* WHAT IS REQUIRED
A line counts if it contains the word "ренгокай" at least once. State how many such lines the records contain, giving the number alone.

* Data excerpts
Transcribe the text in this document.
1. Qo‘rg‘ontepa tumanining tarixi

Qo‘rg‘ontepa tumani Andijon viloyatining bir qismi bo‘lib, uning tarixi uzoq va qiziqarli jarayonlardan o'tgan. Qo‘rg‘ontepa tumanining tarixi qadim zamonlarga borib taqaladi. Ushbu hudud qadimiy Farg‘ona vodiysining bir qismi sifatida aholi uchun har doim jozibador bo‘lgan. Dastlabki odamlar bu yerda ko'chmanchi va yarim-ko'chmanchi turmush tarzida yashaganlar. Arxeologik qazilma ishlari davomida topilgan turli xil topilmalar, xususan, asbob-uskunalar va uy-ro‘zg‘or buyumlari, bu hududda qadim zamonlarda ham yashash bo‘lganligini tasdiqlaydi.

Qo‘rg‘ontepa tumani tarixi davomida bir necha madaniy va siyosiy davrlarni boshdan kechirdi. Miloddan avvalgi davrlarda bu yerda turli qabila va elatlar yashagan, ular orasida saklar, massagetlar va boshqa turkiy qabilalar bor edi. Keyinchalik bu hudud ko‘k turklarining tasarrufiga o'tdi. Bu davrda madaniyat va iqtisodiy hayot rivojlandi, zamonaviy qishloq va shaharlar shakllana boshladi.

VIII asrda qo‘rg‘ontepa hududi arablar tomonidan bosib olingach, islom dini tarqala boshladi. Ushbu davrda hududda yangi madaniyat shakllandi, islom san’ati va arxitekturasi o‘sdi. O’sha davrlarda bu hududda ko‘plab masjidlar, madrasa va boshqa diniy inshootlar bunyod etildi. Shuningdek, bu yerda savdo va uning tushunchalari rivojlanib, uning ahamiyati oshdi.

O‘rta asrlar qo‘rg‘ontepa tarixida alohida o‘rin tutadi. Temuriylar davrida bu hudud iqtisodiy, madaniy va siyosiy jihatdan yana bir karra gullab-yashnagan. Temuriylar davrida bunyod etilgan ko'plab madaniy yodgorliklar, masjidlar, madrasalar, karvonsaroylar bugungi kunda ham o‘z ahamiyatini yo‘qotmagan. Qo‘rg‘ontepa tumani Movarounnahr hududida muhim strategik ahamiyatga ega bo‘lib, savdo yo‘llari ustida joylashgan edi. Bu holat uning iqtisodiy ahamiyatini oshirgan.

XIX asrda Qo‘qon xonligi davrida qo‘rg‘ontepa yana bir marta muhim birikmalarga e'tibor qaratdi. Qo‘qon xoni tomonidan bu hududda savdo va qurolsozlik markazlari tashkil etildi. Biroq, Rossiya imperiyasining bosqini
---
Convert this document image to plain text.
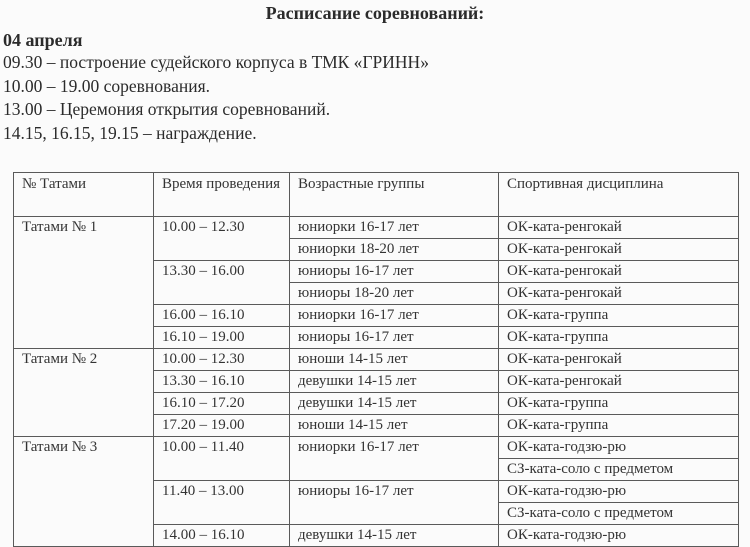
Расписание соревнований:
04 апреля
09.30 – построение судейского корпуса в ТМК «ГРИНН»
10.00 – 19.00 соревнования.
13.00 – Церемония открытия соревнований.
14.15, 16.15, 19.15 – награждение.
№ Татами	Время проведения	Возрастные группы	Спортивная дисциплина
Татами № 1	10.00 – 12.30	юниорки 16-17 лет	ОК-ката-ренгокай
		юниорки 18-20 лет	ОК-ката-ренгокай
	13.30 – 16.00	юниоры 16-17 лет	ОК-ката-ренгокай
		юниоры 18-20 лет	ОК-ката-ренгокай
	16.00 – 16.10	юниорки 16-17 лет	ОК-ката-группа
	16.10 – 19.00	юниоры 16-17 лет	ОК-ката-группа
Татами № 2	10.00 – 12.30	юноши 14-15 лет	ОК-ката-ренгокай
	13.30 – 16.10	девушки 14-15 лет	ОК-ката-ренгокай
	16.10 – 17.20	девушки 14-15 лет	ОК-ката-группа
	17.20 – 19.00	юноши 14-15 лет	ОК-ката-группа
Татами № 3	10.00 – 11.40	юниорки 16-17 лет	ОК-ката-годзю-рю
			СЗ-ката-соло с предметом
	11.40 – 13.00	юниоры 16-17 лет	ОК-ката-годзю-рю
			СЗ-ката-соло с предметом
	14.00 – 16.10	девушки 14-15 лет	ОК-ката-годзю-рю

* TASK OUTPUT
6